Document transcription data
=== Begin Enclosure ===
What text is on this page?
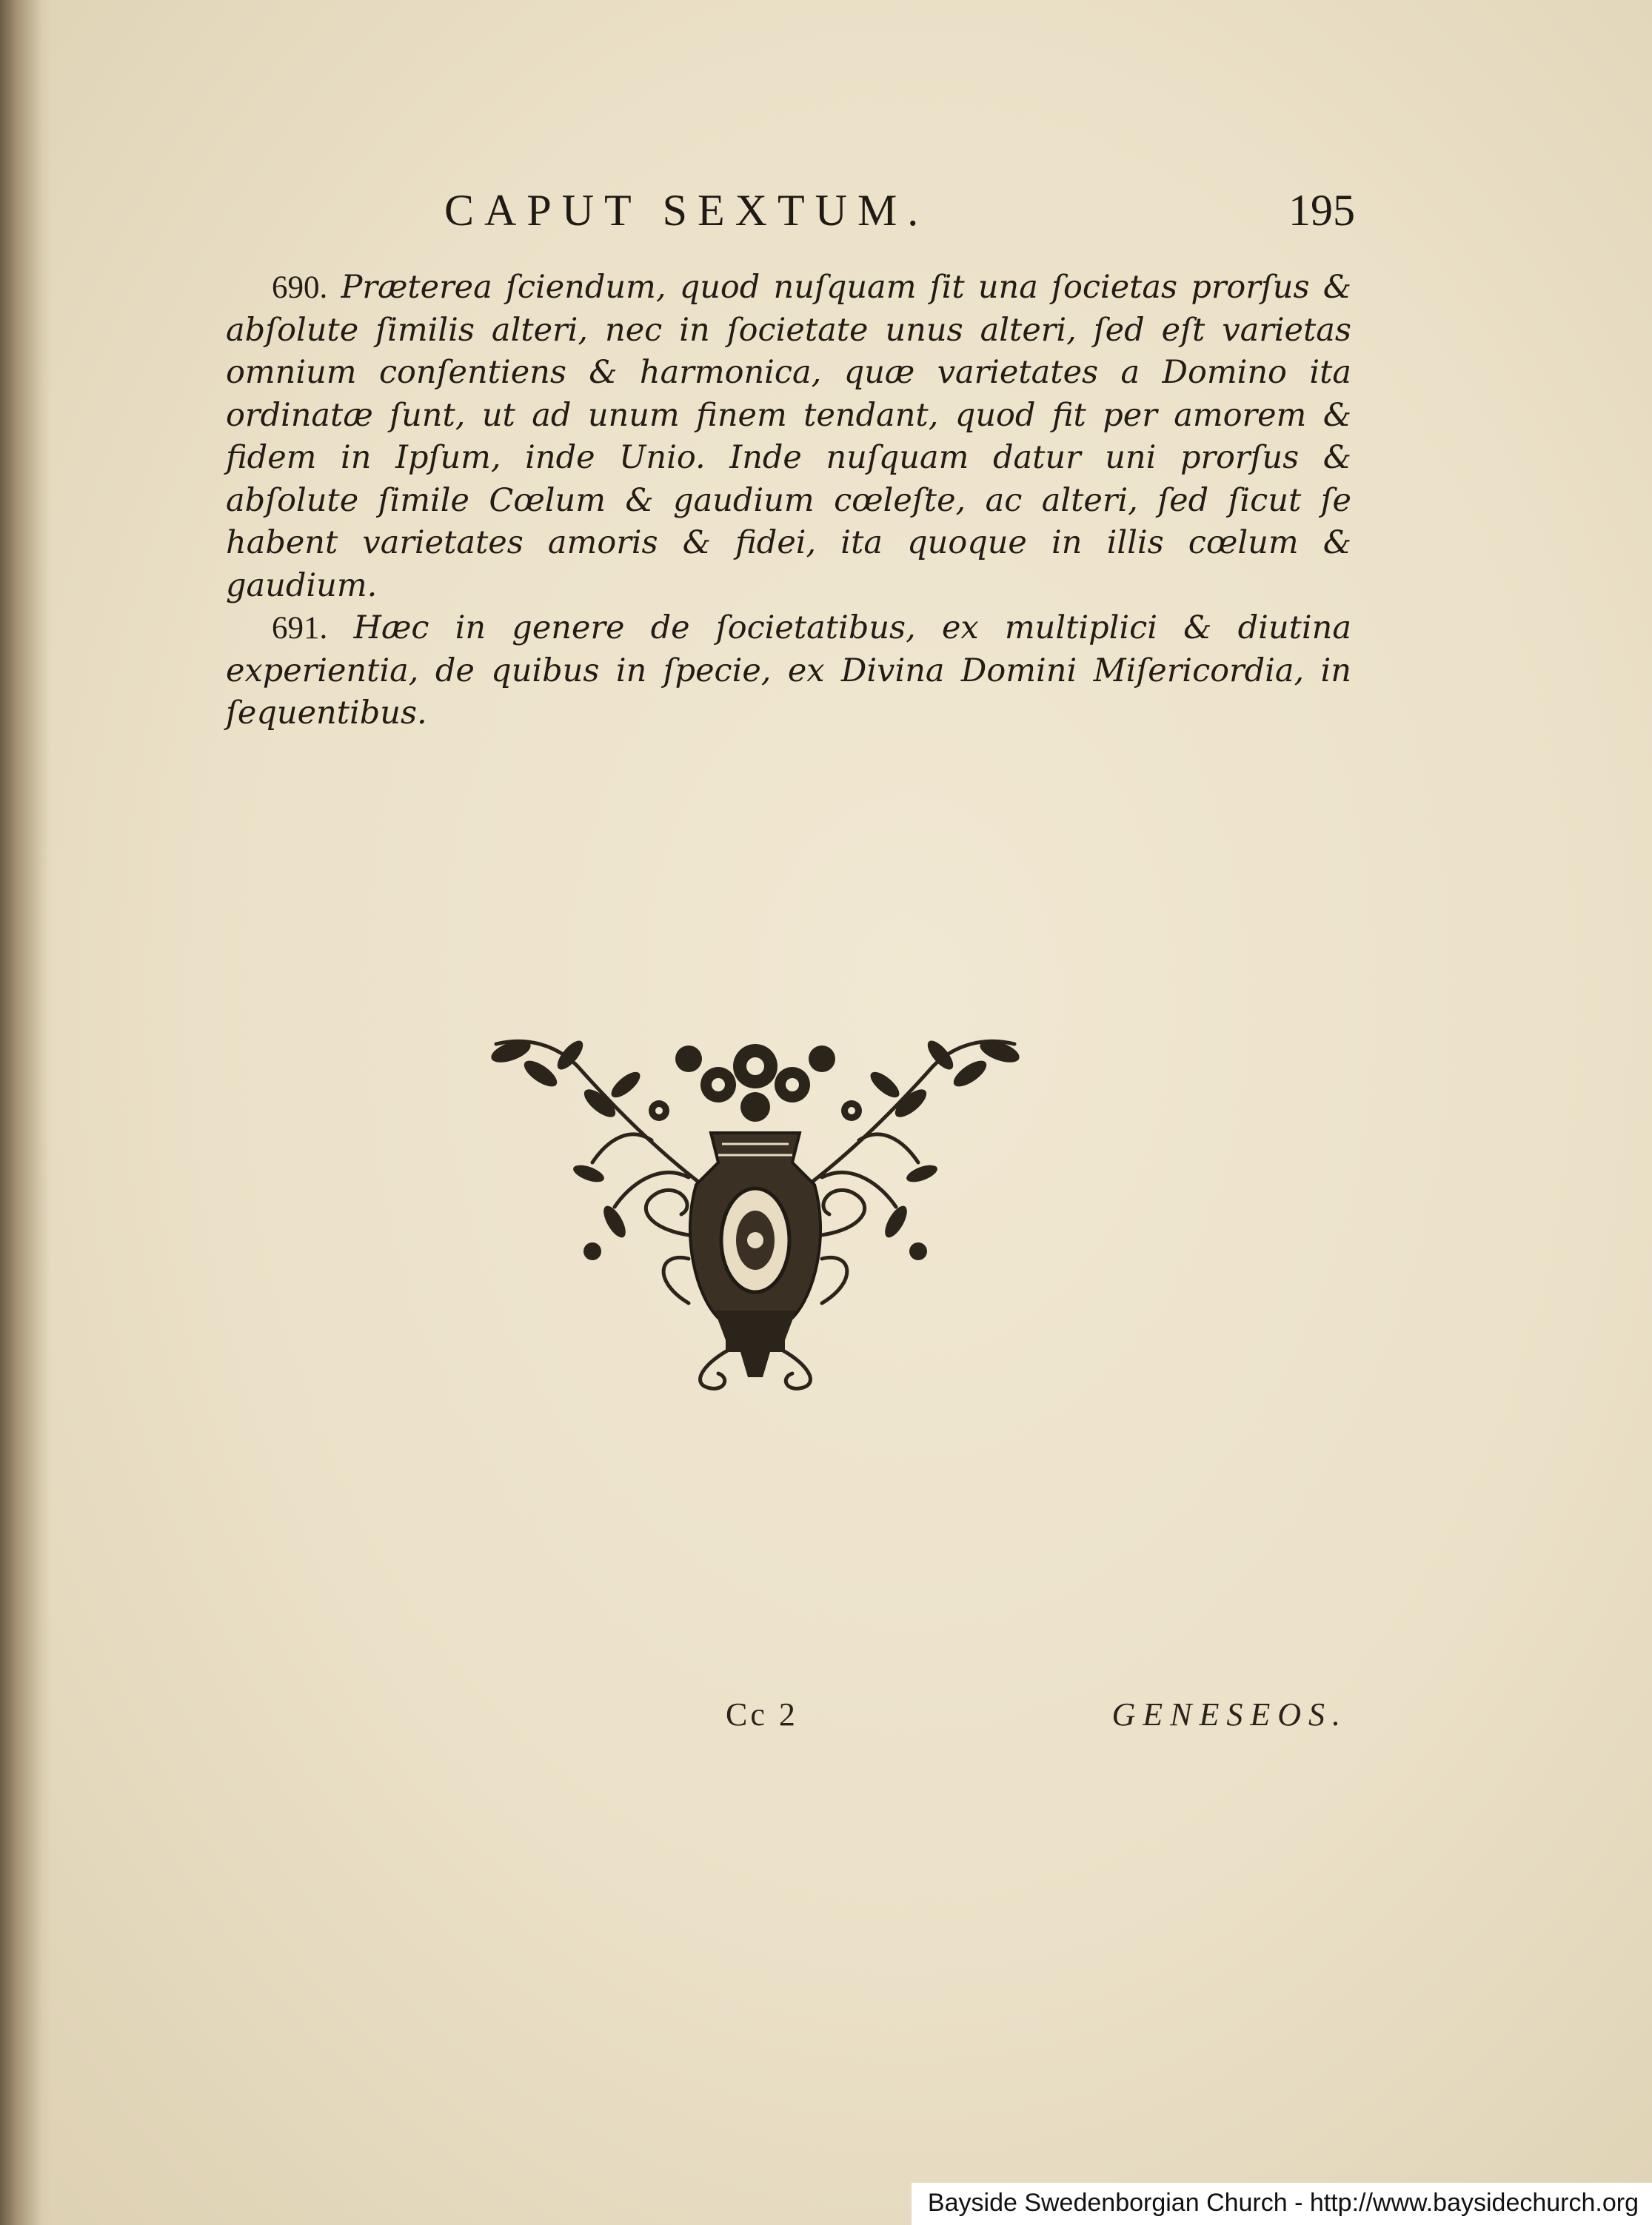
CAPUT SEXTUM.	195

690. Præterea ſciendum, quod nuſquam ſit una ſocietas prorſus & abſolute ſimilis alteri, nec in ſocietate unus alteri, ſed eſt varietas omnium conſentiens & harmonica, quæ varietates a Domino ita ordinatæ ſunt, ut ad unum finem tendant, quod fit per amorem & fidem in Ipſum, inde Unio. Inde nuſquam datur uni prorſus & abſolute ſimile Cœlum & gaudium cœleſte, ac alteri, ſed ſicut ſe habent varietates amoris & fidei, ita quoque in illis cœlum & gaudium.

691. Hæc in genere de ſocietatibus, ex multiplici & diutina experientia, de quibus in ſpecie, ex Divina Domini Miſericordia, in ſequentibus.

Cc 2	GENESEOS.
Bayside Swedenborgian Church - http://www.baysidechurch.org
=== End Enclosure ===
▸ **WHAT YOU ARE ASKED TO DO**: Without including any pictures, print each record exactly.

▸ **RESPONSE**:
What text is on this page?
CAPUT SEXTUM.	195

690. Præterea ſciendum, quod nuſquam ſit una ſocietas prorſus & abſolute ſimilis alteri, nec in ſocietate unus alteri, ſed eſt varietas omnium conſentiens & harmonica, quæ varietates a Domino ita ordinatæ ſunt, ut ad unum finem tendant, quod fit per amorem & fidem in Ipſum, inde Unio. Inde nuſquam datur uni prorſus & abſolute ſimile Cœlum & gaudium cœleſte, ac alteri, ſed ſicut ſe habent varietates amoris & fidei, ita quoque in illis cœlum & gaudium.

691. Hæc in genere de ſocietatibus, ex multiplici & diutina experientia, de quibus in ſpecie, ex Divina Domini Miſericordia, in ſequentibus.

Cc 2	GENESEOS.
Bayside Swedenborgian Church - http://www.baysidechurch.org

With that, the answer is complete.